Problem details: Your copy of the material must match it exactly, except that pictures are dropped.

** start of Exercise inputs **

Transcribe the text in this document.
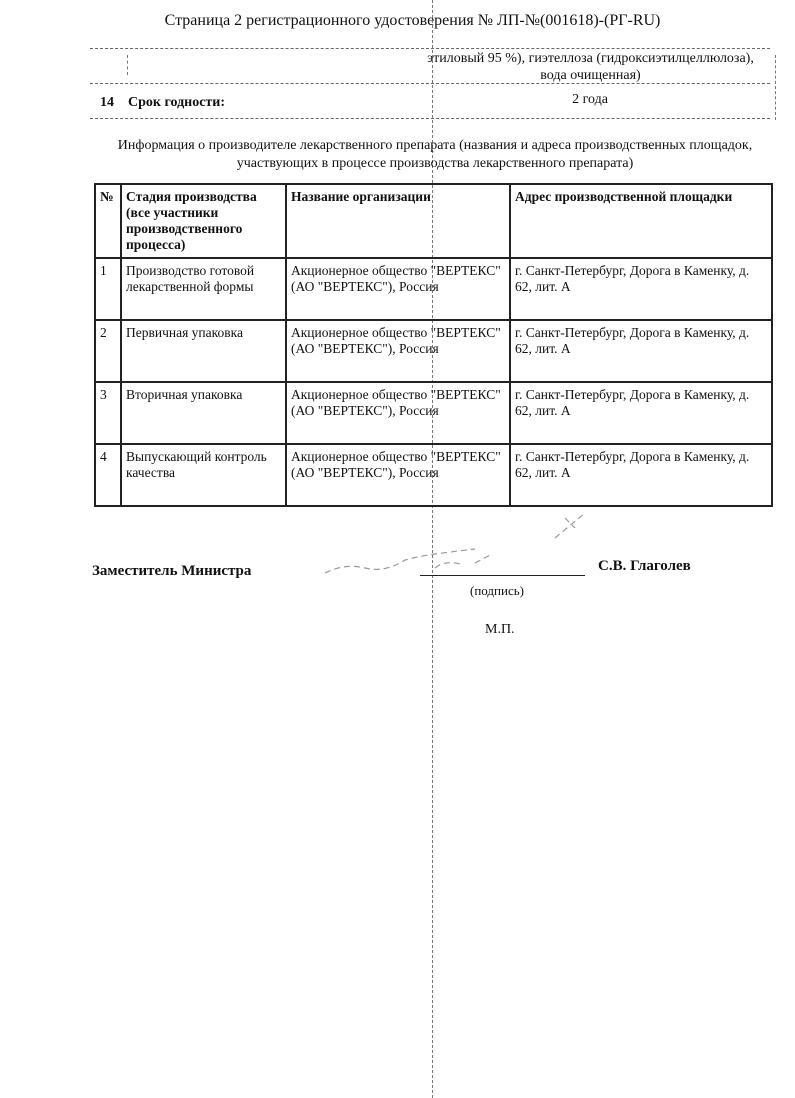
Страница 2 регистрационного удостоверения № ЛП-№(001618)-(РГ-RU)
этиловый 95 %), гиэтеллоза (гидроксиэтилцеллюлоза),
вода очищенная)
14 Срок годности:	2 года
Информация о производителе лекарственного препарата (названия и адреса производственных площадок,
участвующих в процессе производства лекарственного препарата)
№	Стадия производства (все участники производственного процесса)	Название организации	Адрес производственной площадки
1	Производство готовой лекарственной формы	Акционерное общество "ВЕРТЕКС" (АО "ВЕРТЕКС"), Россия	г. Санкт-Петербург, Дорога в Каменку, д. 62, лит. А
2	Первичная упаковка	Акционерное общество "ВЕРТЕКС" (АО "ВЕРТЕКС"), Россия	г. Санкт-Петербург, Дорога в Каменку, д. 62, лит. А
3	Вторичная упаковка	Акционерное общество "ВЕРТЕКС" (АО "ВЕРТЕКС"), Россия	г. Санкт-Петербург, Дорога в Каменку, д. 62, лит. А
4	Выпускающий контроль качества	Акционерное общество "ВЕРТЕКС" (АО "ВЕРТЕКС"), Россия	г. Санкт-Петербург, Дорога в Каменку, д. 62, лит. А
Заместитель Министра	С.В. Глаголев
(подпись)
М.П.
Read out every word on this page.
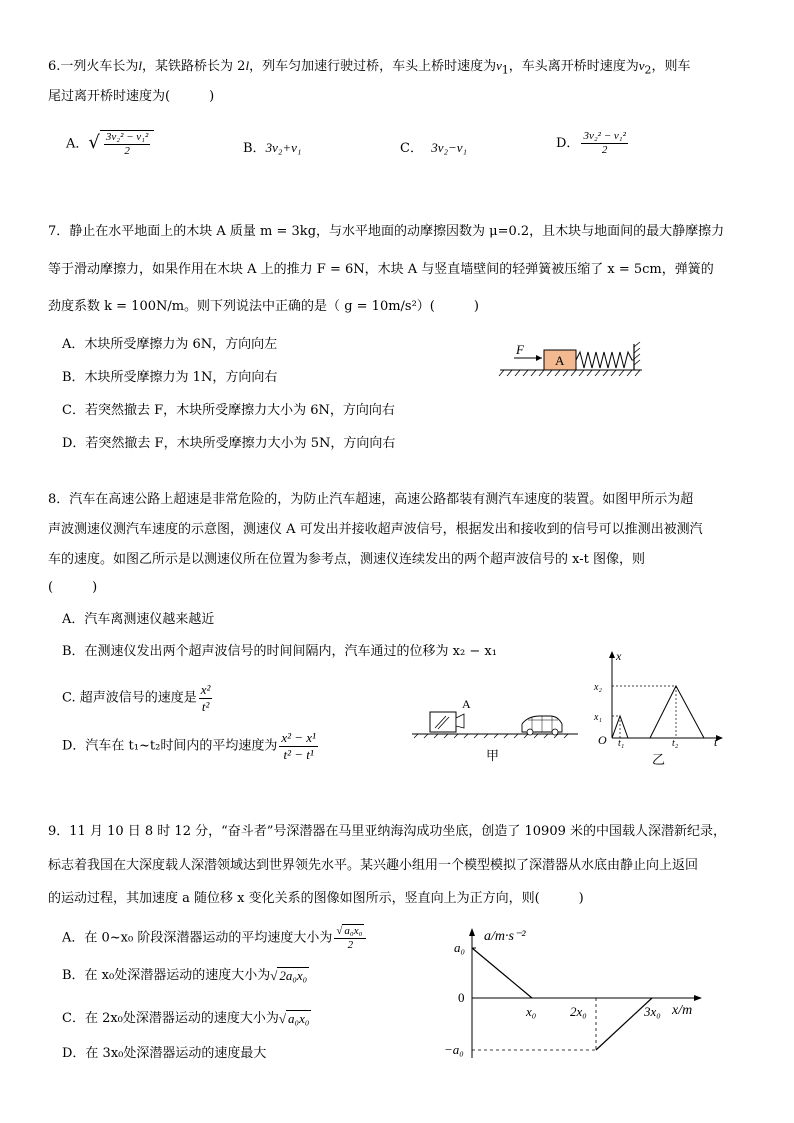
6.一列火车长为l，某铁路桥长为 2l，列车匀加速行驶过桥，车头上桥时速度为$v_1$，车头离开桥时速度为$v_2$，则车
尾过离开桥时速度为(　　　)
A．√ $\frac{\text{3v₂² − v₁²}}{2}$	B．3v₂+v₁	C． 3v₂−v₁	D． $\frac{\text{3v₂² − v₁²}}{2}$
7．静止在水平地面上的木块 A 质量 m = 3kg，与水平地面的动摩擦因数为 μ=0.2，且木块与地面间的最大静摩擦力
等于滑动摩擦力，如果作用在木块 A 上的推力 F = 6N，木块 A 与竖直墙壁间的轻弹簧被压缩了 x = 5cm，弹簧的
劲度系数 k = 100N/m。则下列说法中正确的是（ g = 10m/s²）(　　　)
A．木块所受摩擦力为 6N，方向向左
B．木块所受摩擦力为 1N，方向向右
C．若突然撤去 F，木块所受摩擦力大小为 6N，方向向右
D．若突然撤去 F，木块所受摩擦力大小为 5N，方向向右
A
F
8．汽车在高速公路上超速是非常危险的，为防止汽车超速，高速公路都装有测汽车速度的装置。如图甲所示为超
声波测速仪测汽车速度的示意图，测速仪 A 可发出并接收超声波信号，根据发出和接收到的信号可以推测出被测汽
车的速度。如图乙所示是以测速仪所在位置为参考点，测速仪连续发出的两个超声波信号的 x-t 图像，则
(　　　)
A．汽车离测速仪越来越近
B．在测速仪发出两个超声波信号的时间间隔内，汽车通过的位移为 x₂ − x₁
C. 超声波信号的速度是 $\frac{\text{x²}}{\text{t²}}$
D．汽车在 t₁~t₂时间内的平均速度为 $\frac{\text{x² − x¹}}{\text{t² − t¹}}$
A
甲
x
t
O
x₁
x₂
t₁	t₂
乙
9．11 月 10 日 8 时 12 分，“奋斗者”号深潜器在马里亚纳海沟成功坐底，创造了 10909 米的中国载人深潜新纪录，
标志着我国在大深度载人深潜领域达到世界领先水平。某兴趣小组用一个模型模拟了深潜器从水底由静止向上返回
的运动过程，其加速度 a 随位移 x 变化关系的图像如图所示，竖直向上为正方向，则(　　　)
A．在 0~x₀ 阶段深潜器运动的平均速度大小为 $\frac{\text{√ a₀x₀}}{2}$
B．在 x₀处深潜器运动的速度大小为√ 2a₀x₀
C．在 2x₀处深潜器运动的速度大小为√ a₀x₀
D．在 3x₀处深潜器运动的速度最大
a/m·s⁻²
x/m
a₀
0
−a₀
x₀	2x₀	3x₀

** end of Exercise inputs **

Answer to the exercise:
Transcribe the text in this document.
Страница 2 регистрационного удостоверения № ЛП-№(001618)-(РГ-RU)
этиловый 95 %), гиэтеллоза (гидроксиэтилцеллюлоза),
вода очищенная)
14 Срок годности:	2 года
Информация о производителе лекарственного препарата (названия и адреса производственных площадок,
участвующих в процессе производства лекарственного препарата)
№	Стадия производства (все участники производственного процесса)	Название организации	Адрес производственной площадки
1	Производство готовой лекарственной формы	Акционерное общество "ВЕРТЕКС" (АО "ВЕРТЕКС"), Россия	г. Санкт-Петербург, Дорога в Каменку, д. 62, лит. А
2	Первичная упаковка	Акционерное общество "ВЕРТЕКС" (АО "ВЕРТЕКС"), Россия	г. Санкт-Петербург, Дорога в Каменку, д. 62, лит. А
3	Вторичная упаковка	Акционерное общество "ВЕРТЕКС" (АО "ВЕРТЕКС"), Россия	г. Санкт-Петербург, Дорога в Каменку, д. 62, лит. А
4	Выпускающий контроль качества	Акционерное общество "ВЕРТЕКС" (АО "ВЕРТЕКС"), Россия	г. Санкт-Петербург, Дорога в Каменку, д. 62, лит. А
Заместитель Министра	С.В. Глаголев
(подпись)
М.П.
Read out every word on this page.
6.一列火车长为l，某铁路桥长为 2l，列车匀加速行驶过桥，车头上桥时速度为$v_1$，车头离开桥时速度为$v_2$，则车
尾过离开桥时速度为(　　　)
A．√ $\frac{\text{3v₂² − v₁²}}{2}$	B．3v₂+v₁	C． 3v₂−v₁	D． $\frac{\text{3v₂² − v₁²}}{2}$
7．静止在水平地面上的木块 A 质量 m = 3kg，与水平地面的动摩擦因数为 μ=0.2，且木块与地面间的最大静摩擦力
等于滑动摩擦力，如果作用在木块 A 上的推力 F = 6N，木块 A 与竖直墙壁间的轻弹簧被压缩了 x = 5cm，弹簧的
劲度系数 k = 100N/m。则下列说法中正确的是（ g = 10m/s²）(　　　)
A．木块所受摩擦力为 6N，方向向左
B．木块所受摩擦力为 1N，方向向右
C．若突然撤去 F，木块所受摩擦力大小为 6N，方向向右
D．若突然撤去 F，木块所受摩擦力大小为 5N，方向向右
A
F
8．汽车在高速公路上超速是非常危险的，为防止汽车超速，高速公路都装有测汽车速度的装置。如图甲所示为超
声波测速仪测汽车速度的示意图，测速仪 A 可发出并接收超声波信号，根据发出和接收到的信号可以推测出被测汽
车的速度。如图乙所示是以测速仪所在位置为参考点，测速仪连续发出的两个超声波信号的 x-t 图像，则
(　　　)
A．汽车离测速仪越来越近
B．在测速仪发出两个超声波信号的时间间隔内，汽车通过的位移为 x₂ − x₁
C. 超声波信号的速度是 $\frac{\text{x²}}{\text{t²}}$
D．汽车在 t₁~t₂时间内的平均速度为 $\frac{\text{x² − x¹}}{\text{t² − t¹}}$
A
甲
x
t
O
x₁
x₂
t₁	t₂
乙
9．11 月 10 日 8 时 12 分，“奋斗者”号深潜器在马里亚纳海沟成功坐底，创造了 10909 米的中国载人深潜新纪录，
标志着我国在大深度载人深潜领域达到世界领先水平。某兴趣小组用一个模型模拟了深潜器从水底由静止向上返回
的运动过程，其加速度 a 随位移 x 变化关系的图像如图所示，竖直向上为正方向，则(　　　)
A．在 0~x₀ 阶段深潜器运动的平均速度大小为 $\frac{\text{√ a₀x₀}}{2}$
B．在 x₀处深潜器运动的速度大小为√ 2a₀x₀
C．在 2x₀处深潜器运动的速度大小为√ a₀x₀
D．在 3x₀处深潜器运动的速度最大
a/m·s⁻²
x/m
a₀
0
−a₀
x₀	2x₀	3x₀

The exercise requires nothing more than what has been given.